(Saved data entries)

******************************

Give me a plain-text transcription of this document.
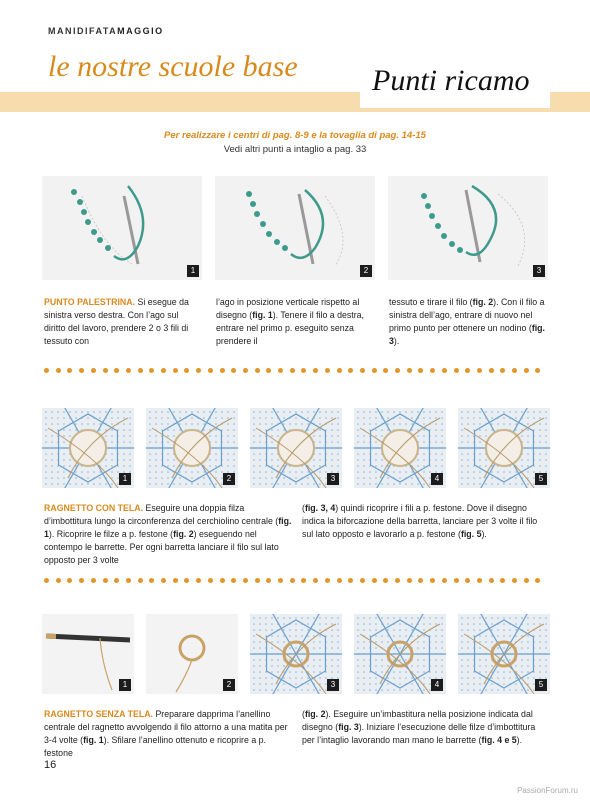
MANIDIFATAMAGGIO
le nostre scuole base Punti ricamo
Per realizzare i centri di pag. 8-9 e la tovaglia di pag. 14-15
Vedi altri punti a intaglio a pag. 33
1	2	3
PUNTO PALESTRINA. Si esegue da sinistra verso destra. Con l’ago sul diritto del lavoro, prendere 2 o 3 fili di tessuto con
l’ago in posizione verticale rispetto al disegno (fig. 1). Tenere il filo a destra, entrare nel primo p. eseguito senza prendere il
tessuto e tirare il filo (fig. 2). Con il filo a sinistra dell’ago, entrare di nuovo nel primo punto per ottenere un nodino (fig. 3).
1	2	3	4	5
RAGNETTO CON TELA. Eseguire una doppia filza d’imbottitura lungo la circonferenza del cerchiolino centrale (fig. 1). Ricoprire le filze a p. festone (fig. 2) eseguendo nel contempo le barrette. Per ogni barretta lanciare il filo sul lato opposto per 3 volte
(fig. 3, 4) quindi ricoprire i fili a p. festone. Dove il disegno indica la biforcazione della barretta, lanciare per 3 volte il filo sul lato opposto e lavorarlo a p. festone (fig. 5).
1	2	3	4	5
RAGNETTO SENZA TELA. Preparare dapprima l’anellino centrale del ragnetto avvolgendo il filo attorno a una matita per 3-4 volte (fig. 1). Sfilare l’anellino ottenuto e ricoprire a p. festone
(fig. 2). Eseguire un’imbastitura nella posizione indicata dal disegno (fig. 3). Iniziare l’esecuzione delle filze d’imbottitura per l’intaglio lavorando man mano le barrette (fig. 4 e 5).
16
PassionForum.ru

******************************

Select every line in the material above where the string "intaglio" occurs, and copy it.

Vedi altri punti a intaglio a pag. 33
(fig. 2). Eseguire un’imbastitura nella posizione indicata dal disegno (fig. 3). Iniziare l’esecuzione delle filze d’imbottitura per l’intaglio lavorando man mano le barrette (fig. 4 e 5).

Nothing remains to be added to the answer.